TEXT EXCERPT>

Skip to main content

Integration of rdkit functionality into sklearn pipelines.

Project description

MolPipeline

MolPipeline is a Python package for processing molecules with RDKit in scikit-learn.

Background

The scikit-learn package provides a large variety of machine learning algorithms and data processing tools, among which is the Pipeline class, allowing users to prepend custom data processing steps to the machine learning model. MolPipeline extends this concept to the field of cheminformatics by wrapping standard RDKit functionality, such as reading and writing SMILES strings or calculating molecular descriptors from a molecule-object.

MolPipeline aims to provide:

  • Automated end-to-end processing from molecule data sets to deployable machine learning models.
  • Scalable parallel processing and low memory usage through instance-based processing.
  • Standard pipeline building blocks for flexibly building custom pipelines for various cheminformatics tasks.
  • Consistent error handling for tracking, logging, and replacing failed instances (e.g., a SMILES string that could not be parsed correctly).
  • Integrated and self-contained pipeline serialization for easy deployment and tracking in version control.

Publications

Sieg J, Feldmann CW, Hemmerich J, Stork C, Sandfort F, Eiden P, and Mathea M, MolPipeline: A python package for processing molecules with RDKit in scikit-learn, J. Chem. Inf. Model., doi:10.1021/acs.jcim.4c00863, 2024
Further links: arXiv

Feldmann CW, Sieg J, and Mathea M, Analysis of uncertainty of neural fingerprint-based models, 2024
Further links: repository

Table of Contents

Installation

pip install molpipeline

Documentation

The notebooks folder contains many basic and advanced examples of how to use Molpipeline.

A nice introduction to the basic usage is in the 01_getting_started_with_molpipeline notebook.

REQUIRED TASK A>
Answer these about the MolPipeline project page, one answer per line:
(i) The concept of which scikit-learn class does MolPipeline extend?
(ii) What command installs the package?
(iii) Which notebook gives an introduction to basic usage?
REQUIRED TASK B> Write the next part of the MolPipeline project page, picking up right after its last sentence.

DATA SECTION>
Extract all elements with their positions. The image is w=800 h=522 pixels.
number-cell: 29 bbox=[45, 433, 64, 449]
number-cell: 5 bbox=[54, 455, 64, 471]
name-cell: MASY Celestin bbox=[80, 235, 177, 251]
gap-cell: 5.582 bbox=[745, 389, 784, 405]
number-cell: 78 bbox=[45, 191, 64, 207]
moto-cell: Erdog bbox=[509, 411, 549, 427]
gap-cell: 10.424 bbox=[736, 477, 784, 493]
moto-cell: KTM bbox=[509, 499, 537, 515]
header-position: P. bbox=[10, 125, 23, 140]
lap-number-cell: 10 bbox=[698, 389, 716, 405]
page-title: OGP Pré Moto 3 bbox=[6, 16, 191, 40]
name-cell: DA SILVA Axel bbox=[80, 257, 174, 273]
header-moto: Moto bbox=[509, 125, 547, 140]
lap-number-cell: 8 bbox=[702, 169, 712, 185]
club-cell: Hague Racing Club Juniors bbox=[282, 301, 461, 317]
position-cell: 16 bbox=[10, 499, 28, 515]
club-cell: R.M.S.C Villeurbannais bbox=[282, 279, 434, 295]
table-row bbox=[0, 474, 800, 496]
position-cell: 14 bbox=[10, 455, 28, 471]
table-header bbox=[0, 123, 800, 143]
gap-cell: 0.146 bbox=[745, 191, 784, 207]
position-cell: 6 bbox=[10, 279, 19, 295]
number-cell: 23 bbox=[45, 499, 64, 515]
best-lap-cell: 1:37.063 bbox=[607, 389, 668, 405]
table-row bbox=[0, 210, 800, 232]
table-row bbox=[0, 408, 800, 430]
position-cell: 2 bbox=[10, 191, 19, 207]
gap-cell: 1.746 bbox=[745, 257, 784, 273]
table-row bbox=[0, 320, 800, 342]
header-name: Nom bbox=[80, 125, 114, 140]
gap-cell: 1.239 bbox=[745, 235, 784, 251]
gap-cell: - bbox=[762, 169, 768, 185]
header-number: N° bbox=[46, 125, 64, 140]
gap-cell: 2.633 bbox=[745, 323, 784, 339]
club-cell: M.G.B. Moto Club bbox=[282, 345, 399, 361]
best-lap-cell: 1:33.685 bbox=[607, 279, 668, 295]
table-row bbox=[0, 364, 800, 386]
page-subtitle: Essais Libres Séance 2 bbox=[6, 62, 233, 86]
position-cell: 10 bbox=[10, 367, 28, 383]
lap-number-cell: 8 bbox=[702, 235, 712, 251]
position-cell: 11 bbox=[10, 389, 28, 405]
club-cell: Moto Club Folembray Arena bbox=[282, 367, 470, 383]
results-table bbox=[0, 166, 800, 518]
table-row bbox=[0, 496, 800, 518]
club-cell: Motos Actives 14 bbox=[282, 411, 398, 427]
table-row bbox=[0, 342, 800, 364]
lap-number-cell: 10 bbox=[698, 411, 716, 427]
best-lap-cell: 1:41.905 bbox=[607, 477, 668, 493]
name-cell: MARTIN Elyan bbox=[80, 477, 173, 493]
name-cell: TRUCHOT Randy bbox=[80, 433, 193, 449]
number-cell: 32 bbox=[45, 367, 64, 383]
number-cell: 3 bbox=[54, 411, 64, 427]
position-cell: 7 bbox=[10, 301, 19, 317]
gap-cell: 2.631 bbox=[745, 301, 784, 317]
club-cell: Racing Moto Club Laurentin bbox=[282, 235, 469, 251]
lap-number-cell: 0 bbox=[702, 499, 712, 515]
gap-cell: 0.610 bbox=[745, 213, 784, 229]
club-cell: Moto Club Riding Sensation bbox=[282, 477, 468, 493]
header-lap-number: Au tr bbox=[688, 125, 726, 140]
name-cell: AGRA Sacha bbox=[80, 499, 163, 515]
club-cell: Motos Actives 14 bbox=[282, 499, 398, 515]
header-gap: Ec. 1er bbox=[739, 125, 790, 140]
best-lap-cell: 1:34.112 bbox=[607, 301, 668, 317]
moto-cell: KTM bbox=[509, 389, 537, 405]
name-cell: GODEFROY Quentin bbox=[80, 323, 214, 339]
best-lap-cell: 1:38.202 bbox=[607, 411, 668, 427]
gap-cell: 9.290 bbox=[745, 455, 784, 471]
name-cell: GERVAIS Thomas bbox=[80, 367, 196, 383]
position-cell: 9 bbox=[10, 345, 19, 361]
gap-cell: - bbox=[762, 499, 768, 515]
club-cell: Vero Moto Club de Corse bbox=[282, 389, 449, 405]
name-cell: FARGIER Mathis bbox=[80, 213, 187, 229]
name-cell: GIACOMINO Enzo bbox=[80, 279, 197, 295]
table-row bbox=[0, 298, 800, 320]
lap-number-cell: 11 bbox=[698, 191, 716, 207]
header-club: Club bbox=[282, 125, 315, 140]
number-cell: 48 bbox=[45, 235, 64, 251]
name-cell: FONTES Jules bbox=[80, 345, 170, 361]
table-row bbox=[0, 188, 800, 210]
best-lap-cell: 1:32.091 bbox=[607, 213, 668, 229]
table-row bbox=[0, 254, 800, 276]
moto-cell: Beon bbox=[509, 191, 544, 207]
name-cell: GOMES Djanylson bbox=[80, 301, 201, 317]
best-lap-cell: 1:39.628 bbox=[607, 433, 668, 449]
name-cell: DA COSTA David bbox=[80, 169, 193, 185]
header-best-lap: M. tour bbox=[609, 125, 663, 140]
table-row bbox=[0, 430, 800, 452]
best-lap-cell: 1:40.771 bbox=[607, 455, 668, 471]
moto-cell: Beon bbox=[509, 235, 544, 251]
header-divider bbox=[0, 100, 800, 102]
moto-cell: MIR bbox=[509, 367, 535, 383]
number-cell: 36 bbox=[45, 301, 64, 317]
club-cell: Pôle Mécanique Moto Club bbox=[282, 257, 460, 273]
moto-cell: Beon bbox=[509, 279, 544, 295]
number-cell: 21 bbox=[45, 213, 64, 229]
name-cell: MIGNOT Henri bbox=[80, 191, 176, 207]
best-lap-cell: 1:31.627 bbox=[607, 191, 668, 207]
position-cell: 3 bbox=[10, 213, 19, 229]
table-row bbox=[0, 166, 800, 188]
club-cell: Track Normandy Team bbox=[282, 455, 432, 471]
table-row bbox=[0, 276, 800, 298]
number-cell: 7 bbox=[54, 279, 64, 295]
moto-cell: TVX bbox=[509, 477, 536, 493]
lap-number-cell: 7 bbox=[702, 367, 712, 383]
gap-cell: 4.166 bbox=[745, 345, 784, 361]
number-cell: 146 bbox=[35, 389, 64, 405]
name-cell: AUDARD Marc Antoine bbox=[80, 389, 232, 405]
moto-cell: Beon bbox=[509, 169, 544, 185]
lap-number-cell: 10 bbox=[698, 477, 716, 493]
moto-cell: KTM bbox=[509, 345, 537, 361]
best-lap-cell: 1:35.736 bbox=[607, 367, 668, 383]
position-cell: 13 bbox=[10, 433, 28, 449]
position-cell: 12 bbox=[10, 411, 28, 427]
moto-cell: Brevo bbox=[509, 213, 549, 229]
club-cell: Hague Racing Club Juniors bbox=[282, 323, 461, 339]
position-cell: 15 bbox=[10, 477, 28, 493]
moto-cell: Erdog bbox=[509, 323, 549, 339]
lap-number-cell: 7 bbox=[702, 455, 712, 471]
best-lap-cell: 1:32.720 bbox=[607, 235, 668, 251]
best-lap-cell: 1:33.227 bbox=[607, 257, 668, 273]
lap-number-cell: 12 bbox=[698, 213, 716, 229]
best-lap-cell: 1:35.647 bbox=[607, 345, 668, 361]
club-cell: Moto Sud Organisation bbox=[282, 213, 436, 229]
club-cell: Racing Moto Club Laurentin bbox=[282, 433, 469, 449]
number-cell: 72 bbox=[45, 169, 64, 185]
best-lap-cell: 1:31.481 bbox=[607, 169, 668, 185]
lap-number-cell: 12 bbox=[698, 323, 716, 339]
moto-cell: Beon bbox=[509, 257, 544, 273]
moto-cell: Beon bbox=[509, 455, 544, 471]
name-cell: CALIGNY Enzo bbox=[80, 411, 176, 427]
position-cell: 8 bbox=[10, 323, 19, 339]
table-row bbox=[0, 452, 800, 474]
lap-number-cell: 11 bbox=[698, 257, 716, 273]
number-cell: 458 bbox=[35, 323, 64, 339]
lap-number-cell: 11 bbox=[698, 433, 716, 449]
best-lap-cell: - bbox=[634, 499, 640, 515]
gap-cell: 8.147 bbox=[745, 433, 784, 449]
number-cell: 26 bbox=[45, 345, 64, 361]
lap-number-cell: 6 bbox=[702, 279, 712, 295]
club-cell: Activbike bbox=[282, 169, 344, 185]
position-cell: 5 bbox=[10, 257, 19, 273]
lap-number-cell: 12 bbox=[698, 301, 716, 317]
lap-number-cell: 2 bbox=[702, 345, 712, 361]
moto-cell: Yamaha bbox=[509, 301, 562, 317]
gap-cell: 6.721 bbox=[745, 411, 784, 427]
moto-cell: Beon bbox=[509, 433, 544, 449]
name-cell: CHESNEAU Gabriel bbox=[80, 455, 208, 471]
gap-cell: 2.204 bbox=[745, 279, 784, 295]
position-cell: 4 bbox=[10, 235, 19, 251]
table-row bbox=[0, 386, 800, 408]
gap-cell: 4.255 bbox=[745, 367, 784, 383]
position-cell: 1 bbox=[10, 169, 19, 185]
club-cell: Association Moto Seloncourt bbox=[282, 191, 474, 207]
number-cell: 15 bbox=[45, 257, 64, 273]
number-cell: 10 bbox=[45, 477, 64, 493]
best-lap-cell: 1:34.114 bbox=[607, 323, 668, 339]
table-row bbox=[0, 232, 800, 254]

RIGHT ANSWER A>
(i) The Pipeline class
(ii) pip install molpipeline
(iii) 01_getting_started_with_molpipeline

RIGHT ANSWER B>
Quick Start

Model building

Create a fingerprint-based prediction model:

from molpipeline import Pipeline
from molpipeline.any2mol import AutoToMol
from molpipeline.mol2any import MolToMorganFP
from molpipeline.mol2mol import (
    ElementFilter,
    SaltRemover,
)

from sklearn.ensemble import RandomForestRegressor

# set up pipeline
pipeline = Pipeline([
      ("auto2mol", AutoToMol()),                                     # reading molecules
      ("element_filter", ElementFilter()),                           # standardization
      ("salt_remover", SaltRemover()),                               # standardization
      ("morgan2_2048", MolToMorganFP(n_bits=2048, radius=2)),        # fingerprints and featurization
      ("RandomForestRegressor", RandomForestRegressor())             # machine learning model
    ],
    n_jobs=4)

# fit the pipeline
pipeline.fit(X=["CCCCCC", "c1ccccc1"], y=[0.2, 0.4])
# make predictions from SMILES strings
pipeline.predict(["CCC"])
# output: array([0.29])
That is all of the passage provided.